>> START

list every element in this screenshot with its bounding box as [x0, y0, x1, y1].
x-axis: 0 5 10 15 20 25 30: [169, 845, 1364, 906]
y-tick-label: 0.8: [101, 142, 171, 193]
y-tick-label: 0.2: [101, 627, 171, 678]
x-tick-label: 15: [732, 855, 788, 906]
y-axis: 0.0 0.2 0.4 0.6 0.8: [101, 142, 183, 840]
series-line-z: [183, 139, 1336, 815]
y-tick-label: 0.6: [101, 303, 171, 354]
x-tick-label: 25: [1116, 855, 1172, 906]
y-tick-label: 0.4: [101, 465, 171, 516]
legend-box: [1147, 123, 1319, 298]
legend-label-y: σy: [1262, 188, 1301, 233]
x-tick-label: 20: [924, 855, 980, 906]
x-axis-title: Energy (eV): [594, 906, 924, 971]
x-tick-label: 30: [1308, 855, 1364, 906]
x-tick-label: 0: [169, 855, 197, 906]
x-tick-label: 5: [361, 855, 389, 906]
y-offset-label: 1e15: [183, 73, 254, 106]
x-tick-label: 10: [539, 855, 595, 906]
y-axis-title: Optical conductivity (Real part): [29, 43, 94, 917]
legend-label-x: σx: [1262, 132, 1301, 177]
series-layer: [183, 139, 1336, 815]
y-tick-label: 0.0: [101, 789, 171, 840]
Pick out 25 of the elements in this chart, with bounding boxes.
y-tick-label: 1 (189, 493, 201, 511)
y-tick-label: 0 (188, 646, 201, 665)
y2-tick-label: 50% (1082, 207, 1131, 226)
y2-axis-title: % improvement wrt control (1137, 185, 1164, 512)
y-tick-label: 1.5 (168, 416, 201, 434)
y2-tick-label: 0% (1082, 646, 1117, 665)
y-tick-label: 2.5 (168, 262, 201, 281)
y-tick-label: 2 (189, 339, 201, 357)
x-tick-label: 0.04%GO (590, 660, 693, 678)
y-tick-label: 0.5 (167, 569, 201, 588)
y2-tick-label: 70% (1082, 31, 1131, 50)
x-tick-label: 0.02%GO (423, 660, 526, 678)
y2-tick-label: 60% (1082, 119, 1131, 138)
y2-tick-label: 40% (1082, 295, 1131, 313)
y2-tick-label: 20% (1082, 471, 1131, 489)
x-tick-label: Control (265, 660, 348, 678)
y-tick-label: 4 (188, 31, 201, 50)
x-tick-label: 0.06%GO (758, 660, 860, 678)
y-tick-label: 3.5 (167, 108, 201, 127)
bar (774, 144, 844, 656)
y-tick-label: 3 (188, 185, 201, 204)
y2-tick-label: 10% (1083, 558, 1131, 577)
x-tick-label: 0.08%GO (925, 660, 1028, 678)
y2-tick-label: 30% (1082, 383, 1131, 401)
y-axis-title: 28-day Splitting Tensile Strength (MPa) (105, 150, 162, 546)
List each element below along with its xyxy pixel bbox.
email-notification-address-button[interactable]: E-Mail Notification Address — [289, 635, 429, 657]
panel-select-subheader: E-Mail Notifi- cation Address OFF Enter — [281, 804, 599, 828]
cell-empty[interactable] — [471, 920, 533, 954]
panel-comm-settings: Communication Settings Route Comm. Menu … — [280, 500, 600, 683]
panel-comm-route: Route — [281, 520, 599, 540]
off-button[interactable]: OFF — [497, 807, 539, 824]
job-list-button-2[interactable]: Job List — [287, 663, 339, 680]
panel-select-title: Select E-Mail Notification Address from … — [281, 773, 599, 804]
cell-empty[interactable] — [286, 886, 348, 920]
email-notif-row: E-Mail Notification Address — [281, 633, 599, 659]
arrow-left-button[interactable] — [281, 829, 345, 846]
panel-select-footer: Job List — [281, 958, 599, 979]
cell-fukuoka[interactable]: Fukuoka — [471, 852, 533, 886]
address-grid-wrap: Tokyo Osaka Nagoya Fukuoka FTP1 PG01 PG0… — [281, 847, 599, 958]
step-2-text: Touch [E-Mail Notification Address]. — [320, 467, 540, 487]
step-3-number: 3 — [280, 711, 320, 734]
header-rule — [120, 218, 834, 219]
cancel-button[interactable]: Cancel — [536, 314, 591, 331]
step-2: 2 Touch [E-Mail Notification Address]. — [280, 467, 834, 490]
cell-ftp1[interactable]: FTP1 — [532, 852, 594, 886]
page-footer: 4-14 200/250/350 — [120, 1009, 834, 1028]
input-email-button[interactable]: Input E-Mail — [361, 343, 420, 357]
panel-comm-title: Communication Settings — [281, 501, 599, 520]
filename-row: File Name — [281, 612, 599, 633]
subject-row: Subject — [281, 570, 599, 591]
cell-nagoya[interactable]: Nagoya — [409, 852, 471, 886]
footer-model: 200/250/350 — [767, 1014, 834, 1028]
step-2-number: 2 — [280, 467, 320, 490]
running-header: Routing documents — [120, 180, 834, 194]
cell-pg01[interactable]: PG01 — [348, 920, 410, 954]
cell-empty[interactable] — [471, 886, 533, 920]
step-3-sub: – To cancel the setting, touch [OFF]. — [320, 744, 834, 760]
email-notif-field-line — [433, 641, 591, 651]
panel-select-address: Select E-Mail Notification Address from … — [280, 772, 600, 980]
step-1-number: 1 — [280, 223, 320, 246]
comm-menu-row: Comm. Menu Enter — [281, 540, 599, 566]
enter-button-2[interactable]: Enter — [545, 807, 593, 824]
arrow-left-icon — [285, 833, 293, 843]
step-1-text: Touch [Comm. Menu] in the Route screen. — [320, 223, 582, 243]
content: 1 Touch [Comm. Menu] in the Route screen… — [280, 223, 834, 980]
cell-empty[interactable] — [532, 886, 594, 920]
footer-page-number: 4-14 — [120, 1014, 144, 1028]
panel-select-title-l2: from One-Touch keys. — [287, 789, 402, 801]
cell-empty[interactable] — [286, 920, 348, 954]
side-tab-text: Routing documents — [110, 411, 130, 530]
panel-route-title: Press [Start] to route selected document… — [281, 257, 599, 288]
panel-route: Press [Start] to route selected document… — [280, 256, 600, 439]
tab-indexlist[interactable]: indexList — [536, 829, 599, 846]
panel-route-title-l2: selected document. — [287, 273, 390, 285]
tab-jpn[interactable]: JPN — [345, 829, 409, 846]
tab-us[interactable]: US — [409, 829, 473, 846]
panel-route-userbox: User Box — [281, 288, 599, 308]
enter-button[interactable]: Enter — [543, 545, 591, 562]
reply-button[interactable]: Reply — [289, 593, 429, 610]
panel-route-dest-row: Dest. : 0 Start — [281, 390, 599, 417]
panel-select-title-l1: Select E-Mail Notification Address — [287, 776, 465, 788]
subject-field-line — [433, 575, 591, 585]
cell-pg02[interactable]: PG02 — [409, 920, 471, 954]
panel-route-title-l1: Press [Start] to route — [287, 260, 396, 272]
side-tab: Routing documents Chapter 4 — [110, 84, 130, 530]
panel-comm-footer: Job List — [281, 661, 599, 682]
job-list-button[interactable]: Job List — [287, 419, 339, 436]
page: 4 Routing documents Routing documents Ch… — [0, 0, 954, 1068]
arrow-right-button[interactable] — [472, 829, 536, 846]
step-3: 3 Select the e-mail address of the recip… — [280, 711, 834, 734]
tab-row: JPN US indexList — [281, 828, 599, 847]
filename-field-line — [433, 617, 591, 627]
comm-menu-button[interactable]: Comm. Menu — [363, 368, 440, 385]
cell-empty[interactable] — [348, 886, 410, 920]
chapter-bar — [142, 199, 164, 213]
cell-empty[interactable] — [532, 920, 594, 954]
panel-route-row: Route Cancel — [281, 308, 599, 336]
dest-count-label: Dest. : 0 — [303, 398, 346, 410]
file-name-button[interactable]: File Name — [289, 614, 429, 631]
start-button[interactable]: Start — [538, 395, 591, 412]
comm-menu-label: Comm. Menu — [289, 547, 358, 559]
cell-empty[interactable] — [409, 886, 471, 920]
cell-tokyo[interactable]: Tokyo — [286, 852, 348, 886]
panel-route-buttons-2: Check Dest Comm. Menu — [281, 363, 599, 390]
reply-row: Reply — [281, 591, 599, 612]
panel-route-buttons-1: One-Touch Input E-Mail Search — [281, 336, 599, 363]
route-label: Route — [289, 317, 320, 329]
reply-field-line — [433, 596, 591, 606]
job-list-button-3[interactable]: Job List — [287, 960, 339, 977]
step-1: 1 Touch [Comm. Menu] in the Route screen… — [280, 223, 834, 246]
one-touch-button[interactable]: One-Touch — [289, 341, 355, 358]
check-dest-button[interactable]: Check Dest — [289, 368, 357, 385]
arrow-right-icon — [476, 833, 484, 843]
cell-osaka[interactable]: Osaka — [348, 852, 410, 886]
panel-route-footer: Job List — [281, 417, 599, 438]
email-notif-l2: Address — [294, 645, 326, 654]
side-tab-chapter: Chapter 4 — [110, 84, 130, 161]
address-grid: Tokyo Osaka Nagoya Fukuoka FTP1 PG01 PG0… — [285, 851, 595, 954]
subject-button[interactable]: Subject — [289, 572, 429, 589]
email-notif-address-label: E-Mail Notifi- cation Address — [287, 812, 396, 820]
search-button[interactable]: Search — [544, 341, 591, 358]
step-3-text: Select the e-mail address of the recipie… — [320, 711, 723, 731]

>> END

• _Your instructions_
Duplicate the part of the entries that opens with the first line and closes with the line containing "y-axis-title: Optical conductivity".

• _Result of the exercise_
list every element in this screenshot with its bounding box as [x0, y0, x1, y1].
x-axis: 0 5 10 15 20 25 30: [169, 845, 1364, 906]
y-tick-label: 0.8: [101, 142, 171, 193]
y-tick-label: 0.2: [101, 627, 171, 678]
x-tick-label: 15: [732, 855, 788, 906]
y-axis: 0.0 0.2 0.4 0.6 0.8: [101, 142, 183, 840]
series-line-z: [183, 139, 1336, 815]
y-tick-label: 0.6: [101, 303, 171, 354]
x-tick-label: 25: [1116, 855, 1172, 906]
y-tick-label: 0.4: [101, 465, 171, 516]
legend-box: [1147, 123, 1319, 298]
legend-label-y: σy: [1262, 188, 1301, 233]
x-tick-label: 20: [924, 855, 980, 906]
x-axis-title: Energy (eV): [594, 906, 924, 971]
x-tick-label: 30: [1308, 855, 1364, 906]
x-tick-label: 0: [169, 855, 197, 906]
x-tick-label: 5: [361, 855, 389, 906]
y-offset-label: 1e15: [183, 73, 254, 106]
x-tick-label: 10: [539, 855, 595, 906]
y-axis-title: Optical conductivity (Real part): [29, 43, 94, 917]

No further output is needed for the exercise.